* begin *

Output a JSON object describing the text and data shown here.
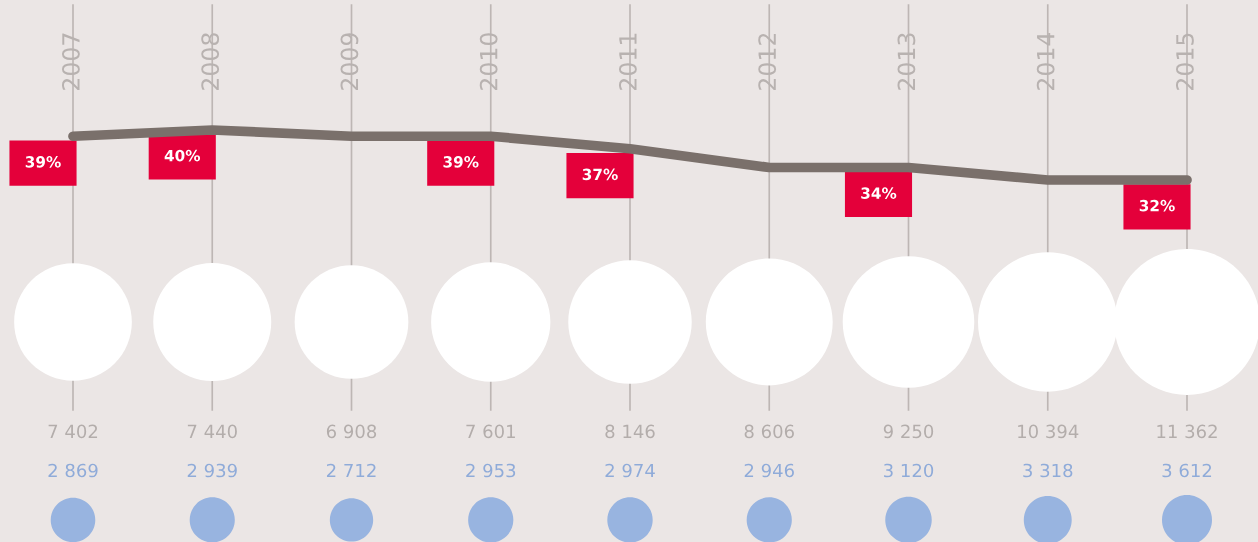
{
  "chart_data": [
    {
      "type": "line",
      "categories": [
        "2007",
        "2008",
        "2009",
        "2010",
        "2011",
        "2012",
        "2013",
        "2014",
        "2015"
      ],
      "values": [
        39,
        40,
        39,
        39,
        37,
        34,
        34,
        32,
        32
      ],
      "value_labels": [
        "39%",
        "40%",
        null,
        "39%",
        "37%",
        null,
        "34%",
        null,
        "32%"
      ],
      "color": "#7a706b",
      "grid": "x",
      "tick_labels": "x"
    },
    {
      "type": "other",
      "categories": [
        null,
        null,
        null,
        null,
        null,
        null,
        null,
        null,
        null
      ],
      "values": [
        7402,
        7440,
        6908,
        7601,
        8146,
        8606,
        9250,
        10394,
        11362
      ],
      "value_labels": [
        "7 402",
        "7 440",
        "6 908",
        "7 601",
        "8 146",
        "8 606",
        "9 250",
        "10 394",
        "11 362"
      ],
      "color": "#ffffff"
    },
    {
      "type": "other",
      "categories": [
        null,
        null,
        null,
        null,
        null,
        null,
        null,
        null,
        null
      ],
      "values": [
        2869,
        2939,
        2712,
        2953,
        2974,
        2946,
        3120,
        3318,
        3612
      ],
      "value_labels": [
        "2 869",
        "2 939",
        "2 712",
        "2 953",
        "2 974",
        "2 946",
        "3 120",
        "3 318",
        "3 612"
      ],
      "color": "#98b4e0"
    }
  ]
}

* end *

Quote every record above exactly, leaving out any pictures.

▸ **Solution to this task**
Output a JSON object describing the text and data shown here.
{
  "chart_data": [
    {
      "type": "line",
      "categories": [
        "2007",
        "2008",
        "2009",
        "2010",
        "2011",
        "2012",
        "2013",
        "2014",
        "2015"
      ],
      "values": [
        39,
        40,
        39,
        39,
        37,
        34,
        34,
        32,
        32
      ],
      "value_labels": [
        "39%",
        "40%",
        null,
        "39%",
        "37%",
        null,
        "34%",
        null,
        "32%"
      ],
      "color": "#7a706b",
      "grid": "x",
      "tick_labels": "x"
    },
    {
      "type": "other",
      "categories": [
        null,
        null,
        null,
        null,
        null,
        null,
        null,
        null,
        null
      ],
      "values": [
        7402,
        7440,
        6908,
        7601,
        8146,
        8606,
        9250,
        10394,
        11362
      ],
      "value_labels": [
        "7 402",
        "7 440",
        "6 908",
        "7 601",
        "8 146",
        "8 606",
        "9 250",
        "10 394",
        "11 362"
      ],
      "color": "#ffffff"
    },
    {
      "type": "other",
      "categories": [
        null,
        null,
        null,
        null,
        null,
        null,
        null,
        null,
        null
      ],
      "values": [
        2869,
        2939,
        2712,
        2953,
        2974,
        2946,
        3120,
        3318,
        3612
      ],
      "value_labels": [
        "2 869",
        "2 939",
        "2 712",
        "2 953",
        "2 974",
        "2 946",
        "3 120",
        "3 318",
        "3 612"
      ],
      "color": "#98b4e0"
    }
  ]
}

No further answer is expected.